### EXERCISE OBJECTIVE
Extract the records in full, leaving every picture out.

### RECORD EXCERPTS
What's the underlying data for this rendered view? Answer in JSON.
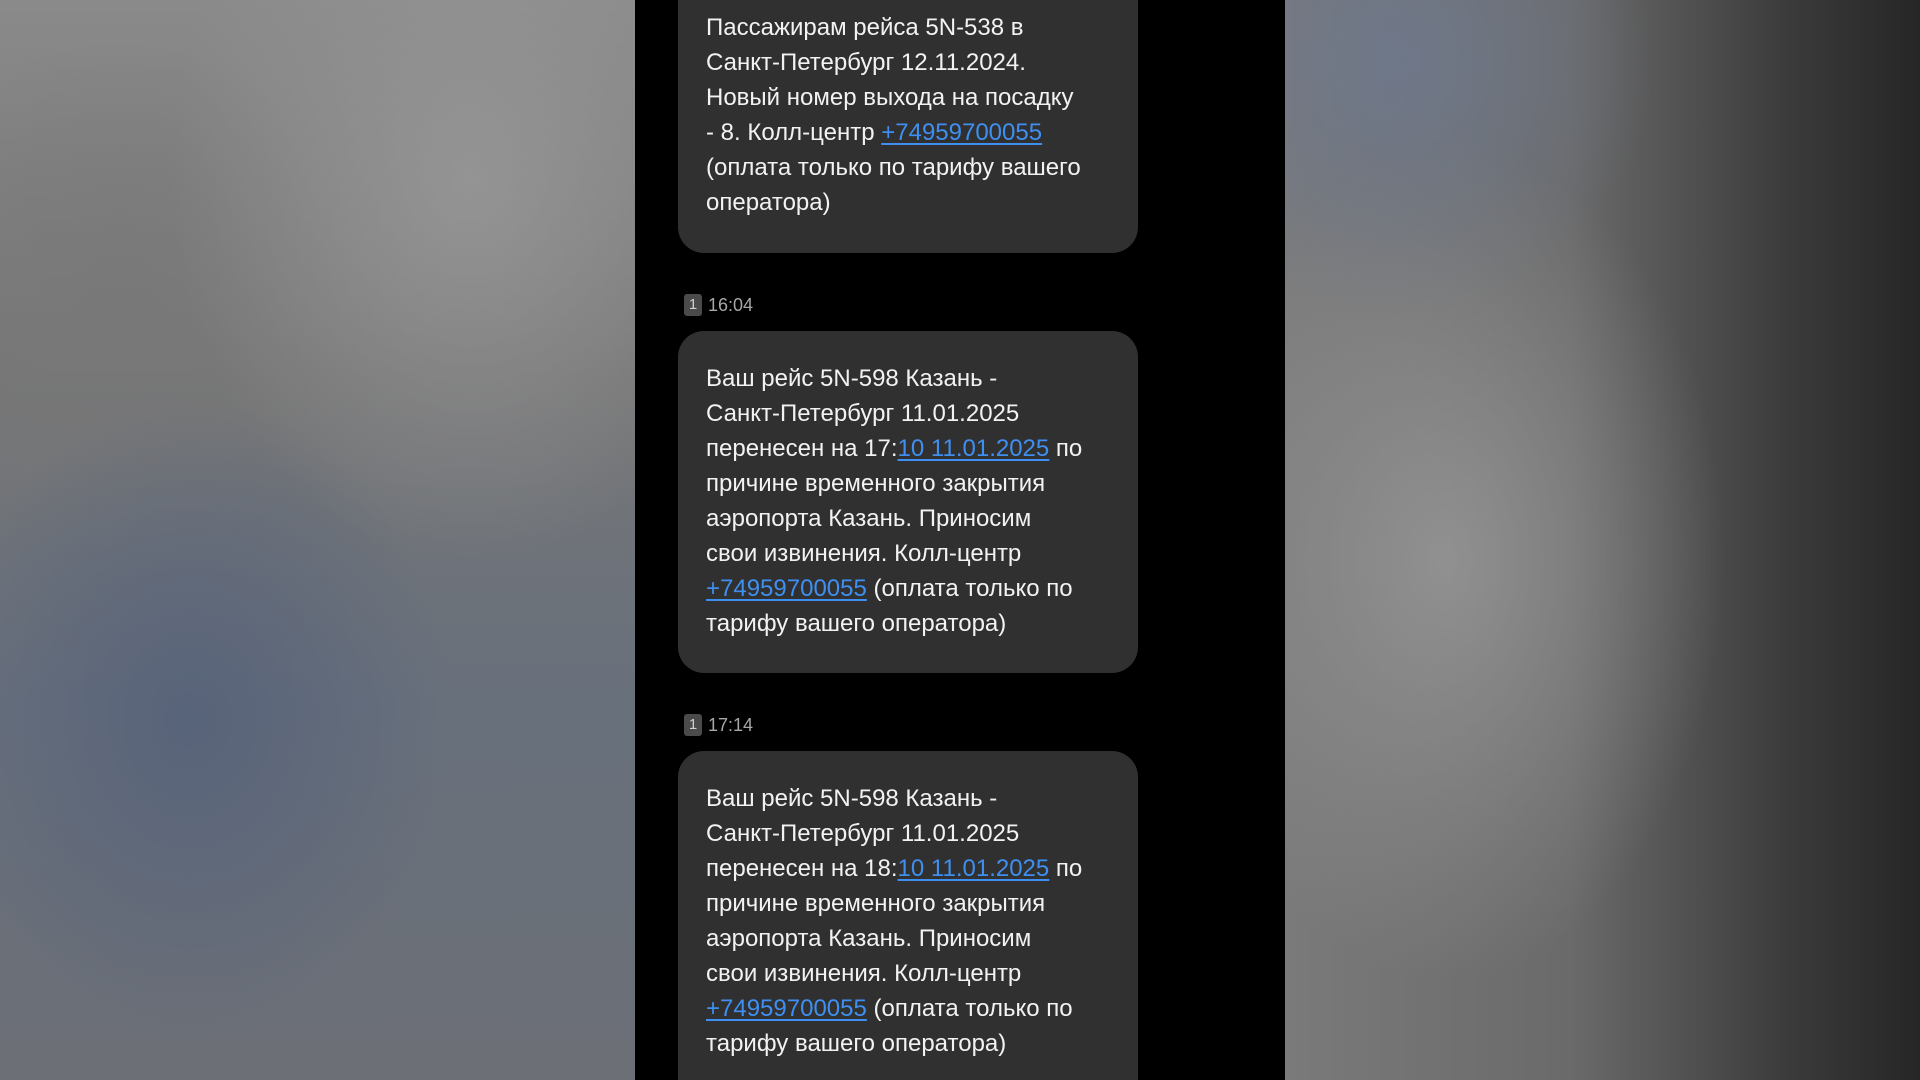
{
  "messages": [
    {
      "parts": [
        {
          "text": "Пассажирам рейса 5N-538 в",
          "link": false
        },
        {
          "text": "Санкт-Петербург 12.11.2024.",
          "link": false
        },
        {
          "text": "Новый номер выхода на посадку",
          "link": false
        },
        {
          "text": "- 8. Колл-центр ",
          "link": false
        },
        {
          "text": "+74959700055",
          "link": true
        },
        {
          "text": "(оплата только по тарифу вашего",
          "link": false
        },
        {
          "text": "оператора)",
          "link": false
        }
      ]
    },
    {
      "sim": "1",
      "time": "16:04",
      "parts": [
        {
          "text": "Ваш рейс 5N-598 Казань -",
          "link": false
        },
        {
          "text": "Санкт-Петербург 11.01.2025",
          "link": false
        },
        {
          "text": "перенесен на 17:",
          "link": false
        },
        {
          "text": "10 11.01.2025",
          "link": true
        },
        {
          "text": " по",
          "link": false
        },
        {
          "text": "причине временного закрытия",
          "link": false
        },
        {
          "text": "аэропорта Казань. Приносим",
          "link": false
        },
        {
          "text": "свои извинения. Колл-центр",
          "link": false
        },
        {
          "text": "+74959700055",
          "link": true
        },
        {
          "text": " (оплата только по",
          "link": false
        },
        {
          "text": "тарифу вашего оператора)",
          "link": false
        }
      ]
    },
    {
      "sim": "1",
      "time": "17:14",
      "parts": [
        {
          "text": "Ваш рейс 5N-598 Казань -",
          "link": false
        },
        {
          "text": "Санкт-Петербург 11.01.2025",
          "link": false
        },
        {
          "text": "перенесен на 18:",
          "link": false
        },
        {
          "text": "10 11.01.2025",
          "link": true
        },
        {
          "text": " по",
          "link": false
        },
        {
          "text": "причине временного закрытия",
          "link": false
        },
        {
          "text": "аэропорта Казань. Приносим",
          "link": false
        },
        {
          "text": "свои извинения. Колл-центр",
          "link": false
        },
        {
          "text": "+74959700055",
          "link": true
        },
        {
          "text": " (оплата только по",
          "link": false
        },
        {
          "text": "тарифу вашего оператора)",
          "link": false
        }
      ]
    }
  ],
  "colors": {
    "screen_bg": "#000000",
    "bubble_bg": "#303030",
    "text": "#f2f2f2",
    "link": "#3f8ff0",
    "meta": "#a7a7a7"
  }
}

### EXPECTED ANSWER
What's the underlying data for this rendered view? Answer in JSON.
{
  "messages": [
    {
      "parts": [
        {
          "text": "Пассажирам рейса 5N-538 в",
          "link": false
        },
        {
          "text": "Санкт-Петербург 12.11.2024.",
          "link": false
        },
        {
          "text": "Новый номер выхода на посадку",
          "link": false
        },
        {
          "text": "- 8. Колл-центр ",
          "link": false
        },
        {
          "text": "+74959700055",
          "link": true
        },
        {
          "text": "(оплата только по тарифу вашего",
          "link": false
        },
        {
          "text": "оператора)",
          "link": false
        }
      ]
    },
    {
      "sim": "1",
      "time": "16:04",
      "parts": [
        {
          "text": "Ваш рейс 5N-598 Казань -",
          "link": false
        },
        {
          "text": "Санкт-Петербург 11.01.2025",
          "link": false
        },
        {
          "text": "перенесен на 17:",
          "link": false
        },
        {
          "text": "10 11.01.2025",
          "link": true
        },
        {
          "text": " по",
          "link": false
        },
        {
          "text": "причине временного закрытия",
          "link": false
        },
        {
          "text": "аэропорта Казань. Приносим",
          "link": false
        },
        {
          "text": "свои извинения. Колл-центр",
          "link": false
        },
        {
          "text": "+74959700055",
          "link": true
        },
        {
          "text": " (оплата только по",
          "link": false
        },
        {
          "text": "тарифу вашего оператора)",
          "link": false
        }
      ]
    },
    {
      "sim": "1",
      "time": "17:14",
      "parts": [
        {
          "text": "Ваш рейс 5N-598 Казань -",
          "link": false
        },
        {
          "text": "Санкт-Петербург 11.01.2025",
          "link": false
        },
        {
          "text": "перенесен на 18:",
          "link": false
        },
        {
          "text": "10 11.01.2025",
          "link": true
        },
        {
          "text": " по",
          "link": false
        },
        {
          "text": "причине временного закрытия",
          "link": false
        },
        {
          "text": "аэропорта Казань. Приносим",
          "link": false
        },
        {
          "text": "свои извинения. Колл-центр",
          "link": false
        },
        {
          "text": "+74959700055",
          "link": true
        },
        {
          "text": " (оплата только по",
          "link": false
        },
        {
          "text": "тарифу вашего оператора)",
          "link": false
        }
      ]
    }
  ],
  "colors": {
    "screen_bg": "#000000",
    "bubble_bg": "#303030",
    "text": "#f2f2f2",
    "link": "#3f8ff0",
    "meta": "#a7a7a7"
  }
}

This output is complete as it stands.